Job: Identify all lines in the listing that include the word "Decrease", and copy them out.

Records from a collection of figures:

○ ○ ○ ○

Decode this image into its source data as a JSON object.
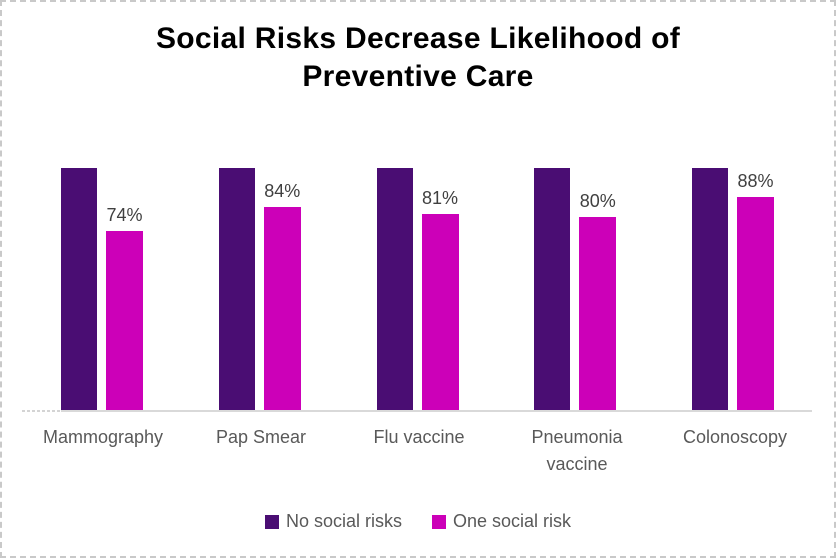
{
  "title_lines": [
    "Social Risks Decrease Likelihood of",
    "Preventive Care"
  ],
  "colors": {
    "no_social_risks": "#4A0D73",
    "one_social_risk": "#CC00B8",
    "axis_line": "#D9D9D9",
    "data_label_text": "#404040",
    "category_text": "#595959",
    "legend_text": "#595959",
    "title_text": "#000000",
    "frame_border": "#C9C9C9"
  },
  "chart_data": {
    "type": "bar",
    "title": "Social Risks Decrease Likelihood of Preventive Care",
    "categories": [
      "Mammography",
      "Pap Smear",
      "Flu vaccine",
      "Pneumonia vaccine",
      "Colonoscopy"
    ],
    "series": [
      {
        "name": "No social risks",
        "color": "#4A0D73",
        "values": [
          100,
          100,
          100,
          100,
          100
        ],
        "data_labels": null
      },
      {
        "name": "One social risk",
        "color": "#CC00B8",
        "values": [
          74,
          84,
          81,
          80,
          88
        ],
        "data_labels": [
          "74%",
          "84%",
          "81%",
          "80%",
          "88%"
        ]
      }
    ],
    "xlabel": "",
    "ylabel": "",
    "ylim": [
      0,
      100
    ],
    "unit": "percent",
    "grid": false,
    "y_axis_visible": false,
    "legend_position": "bottom"
  }
}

○ ○ ○ ○

Solution to this task:
    "Social Risks Decrease Likelihood of",
    "title": "Social Risks Decrease Likelihood of Preventive Care",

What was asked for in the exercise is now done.